→ What you will do
Find every line in the records below that holds the word "конструкции", and copy it out.

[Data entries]
---+---

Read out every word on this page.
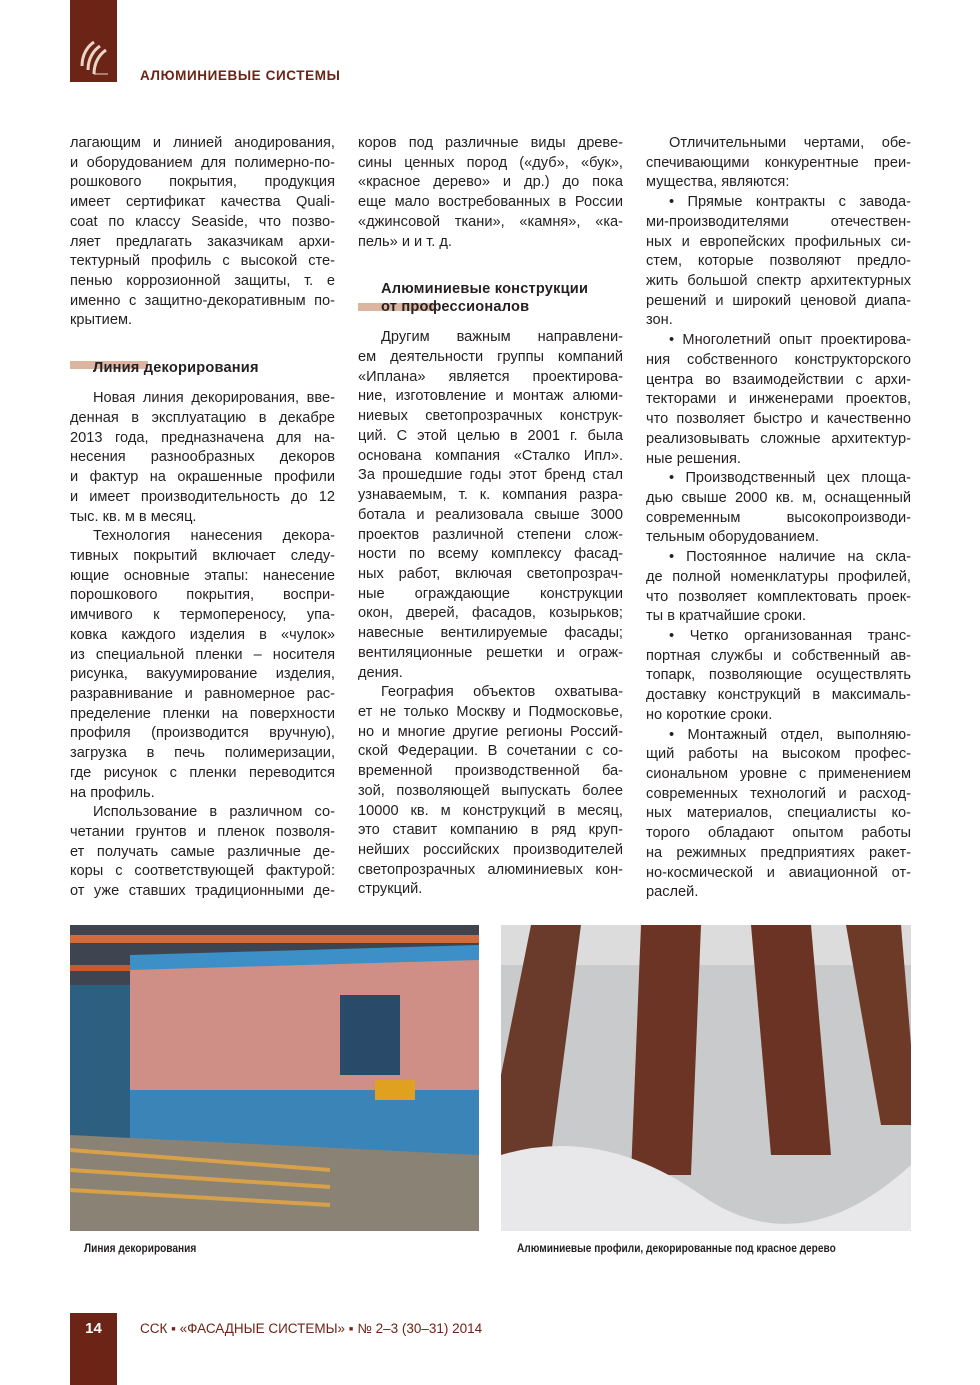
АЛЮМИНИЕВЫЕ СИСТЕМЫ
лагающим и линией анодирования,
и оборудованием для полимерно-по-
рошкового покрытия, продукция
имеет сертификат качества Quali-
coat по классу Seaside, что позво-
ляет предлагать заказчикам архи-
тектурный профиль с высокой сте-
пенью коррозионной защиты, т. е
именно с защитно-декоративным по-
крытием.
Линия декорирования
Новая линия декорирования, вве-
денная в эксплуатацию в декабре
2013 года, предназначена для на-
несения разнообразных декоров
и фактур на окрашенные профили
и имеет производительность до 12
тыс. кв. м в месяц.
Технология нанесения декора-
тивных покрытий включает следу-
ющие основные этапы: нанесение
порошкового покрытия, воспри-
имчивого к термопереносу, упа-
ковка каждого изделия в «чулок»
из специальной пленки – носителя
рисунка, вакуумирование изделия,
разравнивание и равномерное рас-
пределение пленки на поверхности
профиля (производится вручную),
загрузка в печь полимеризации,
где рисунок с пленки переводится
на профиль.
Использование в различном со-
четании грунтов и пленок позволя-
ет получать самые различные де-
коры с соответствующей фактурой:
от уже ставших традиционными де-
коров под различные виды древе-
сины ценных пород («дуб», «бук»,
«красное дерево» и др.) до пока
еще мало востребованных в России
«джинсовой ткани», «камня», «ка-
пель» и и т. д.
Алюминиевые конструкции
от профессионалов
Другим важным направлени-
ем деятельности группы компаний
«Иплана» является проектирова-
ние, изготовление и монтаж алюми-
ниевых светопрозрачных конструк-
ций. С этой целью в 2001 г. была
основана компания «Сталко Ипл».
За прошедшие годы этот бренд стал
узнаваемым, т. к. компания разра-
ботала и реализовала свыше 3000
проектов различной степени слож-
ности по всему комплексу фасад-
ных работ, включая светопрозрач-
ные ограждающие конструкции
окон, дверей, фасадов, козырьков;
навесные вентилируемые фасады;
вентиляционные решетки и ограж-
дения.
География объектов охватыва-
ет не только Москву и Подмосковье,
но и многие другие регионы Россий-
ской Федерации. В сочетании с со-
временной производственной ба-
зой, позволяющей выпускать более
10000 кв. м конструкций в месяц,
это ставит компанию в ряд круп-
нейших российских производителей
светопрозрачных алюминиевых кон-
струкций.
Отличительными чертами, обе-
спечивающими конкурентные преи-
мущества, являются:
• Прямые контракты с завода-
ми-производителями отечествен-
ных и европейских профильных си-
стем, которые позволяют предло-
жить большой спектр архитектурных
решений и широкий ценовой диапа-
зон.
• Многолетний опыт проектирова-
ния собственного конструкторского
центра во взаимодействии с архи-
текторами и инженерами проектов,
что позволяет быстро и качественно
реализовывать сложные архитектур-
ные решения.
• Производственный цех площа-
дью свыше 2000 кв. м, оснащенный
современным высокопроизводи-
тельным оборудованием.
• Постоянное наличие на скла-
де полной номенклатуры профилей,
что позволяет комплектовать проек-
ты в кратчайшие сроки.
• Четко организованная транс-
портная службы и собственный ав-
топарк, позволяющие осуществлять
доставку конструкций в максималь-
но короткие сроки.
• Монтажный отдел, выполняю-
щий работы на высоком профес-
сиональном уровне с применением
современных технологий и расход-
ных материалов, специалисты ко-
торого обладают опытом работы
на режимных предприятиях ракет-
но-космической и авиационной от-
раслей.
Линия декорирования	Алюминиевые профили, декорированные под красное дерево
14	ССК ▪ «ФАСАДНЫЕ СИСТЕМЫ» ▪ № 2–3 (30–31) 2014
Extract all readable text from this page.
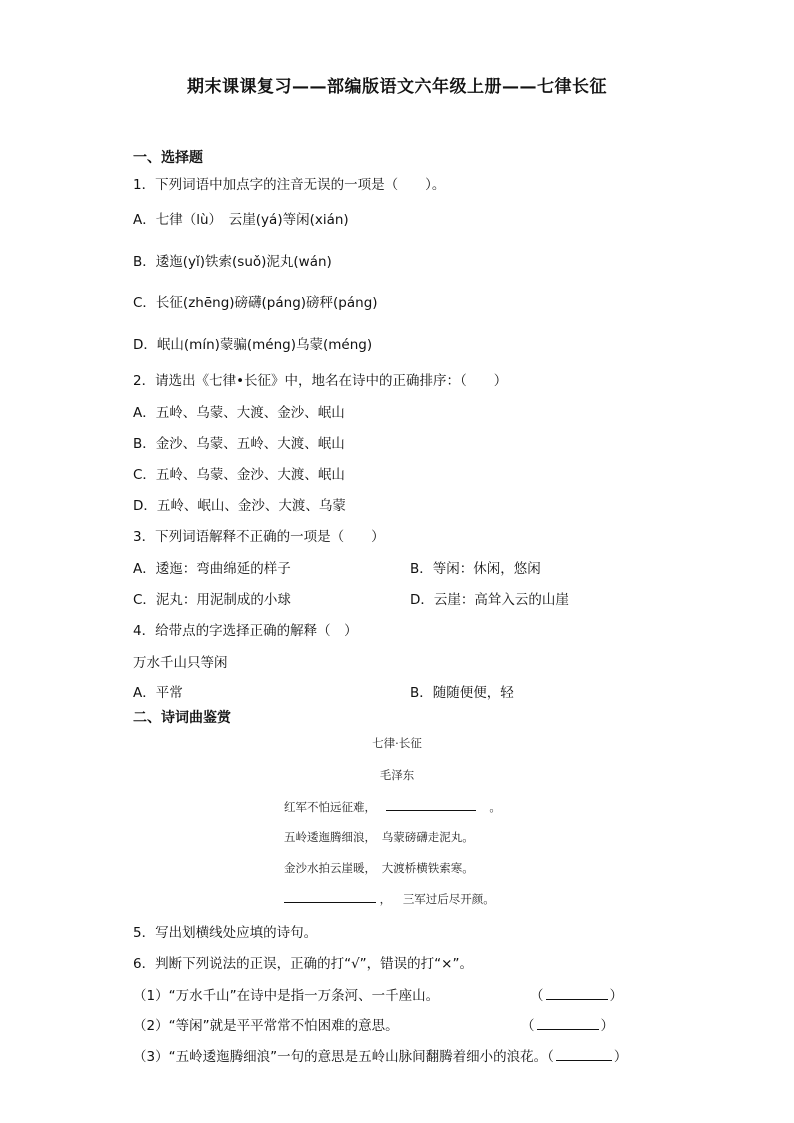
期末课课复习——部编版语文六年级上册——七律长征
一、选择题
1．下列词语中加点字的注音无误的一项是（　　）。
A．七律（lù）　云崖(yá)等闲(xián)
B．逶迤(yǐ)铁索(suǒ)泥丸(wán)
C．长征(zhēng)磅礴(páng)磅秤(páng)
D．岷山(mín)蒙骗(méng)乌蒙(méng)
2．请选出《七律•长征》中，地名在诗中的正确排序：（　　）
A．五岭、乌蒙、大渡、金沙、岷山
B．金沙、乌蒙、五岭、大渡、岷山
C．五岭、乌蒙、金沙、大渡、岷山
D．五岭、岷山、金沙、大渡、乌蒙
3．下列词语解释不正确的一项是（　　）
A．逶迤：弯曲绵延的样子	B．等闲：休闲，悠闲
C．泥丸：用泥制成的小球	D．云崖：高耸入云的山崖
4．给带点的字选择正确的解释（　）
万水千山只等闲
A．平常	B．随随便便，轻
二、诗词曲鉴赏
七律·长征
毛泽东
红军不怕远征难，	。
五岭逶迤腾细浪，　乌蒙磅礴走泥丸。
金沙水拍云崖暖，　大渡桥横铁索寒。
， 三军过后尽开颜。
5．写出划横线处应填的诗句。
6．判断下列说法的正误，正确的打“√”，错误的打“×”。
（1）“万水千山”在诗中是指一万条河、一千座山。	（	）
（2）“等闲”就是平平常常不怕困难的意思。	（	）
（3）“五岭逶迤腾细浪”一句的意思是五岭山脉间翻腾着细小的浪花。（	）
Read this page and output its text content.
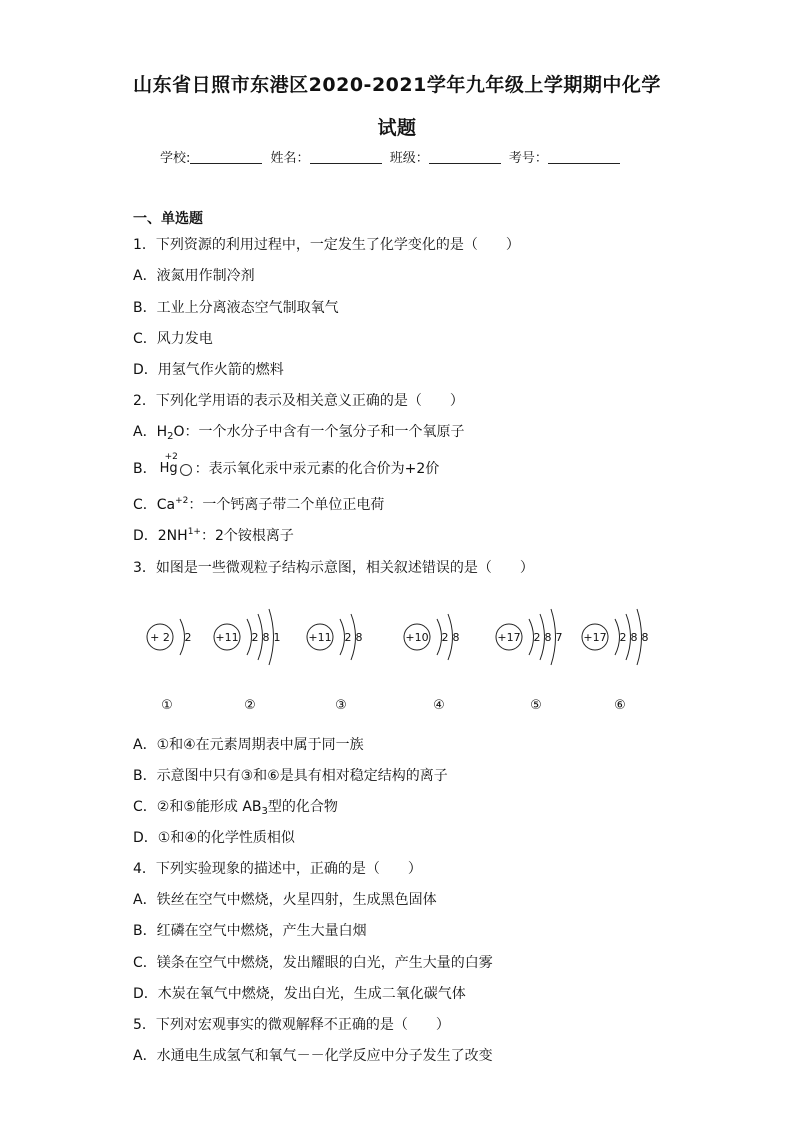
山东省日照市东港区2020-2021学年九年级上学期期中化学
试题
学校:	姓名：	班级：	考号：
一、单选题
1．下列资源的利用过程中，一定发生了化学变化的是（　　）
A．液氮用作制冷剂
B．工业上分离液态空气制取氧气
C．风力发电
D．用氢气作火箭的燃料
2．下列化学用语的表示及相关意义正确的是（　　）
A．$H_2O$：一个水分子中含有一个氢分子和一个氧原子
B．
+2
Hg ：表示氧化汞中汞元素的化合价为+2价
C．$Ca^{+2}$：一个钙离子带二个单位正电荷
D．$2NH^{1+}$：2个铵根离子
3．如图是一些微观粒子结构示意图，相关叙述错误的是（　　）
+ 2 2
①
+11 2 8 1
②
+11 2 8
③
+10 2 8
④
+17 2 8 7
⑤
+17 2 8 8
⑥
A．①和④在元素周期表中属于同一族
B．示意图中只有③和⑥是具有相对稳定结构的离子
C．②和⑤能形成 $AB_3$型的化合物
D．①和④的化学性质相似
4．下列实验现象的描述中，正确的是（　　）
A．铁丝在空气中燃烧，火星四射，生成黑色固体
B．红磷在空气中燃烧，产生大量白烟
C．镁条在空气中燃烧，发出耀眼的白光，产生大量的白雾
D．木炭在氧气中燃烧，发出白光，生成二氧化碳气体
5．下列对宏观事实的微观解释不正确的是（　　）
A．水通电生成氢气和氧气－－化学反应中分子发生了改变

---+---

→ Result for this task
Алюминиевые конструкции
ные ограждающие конструкции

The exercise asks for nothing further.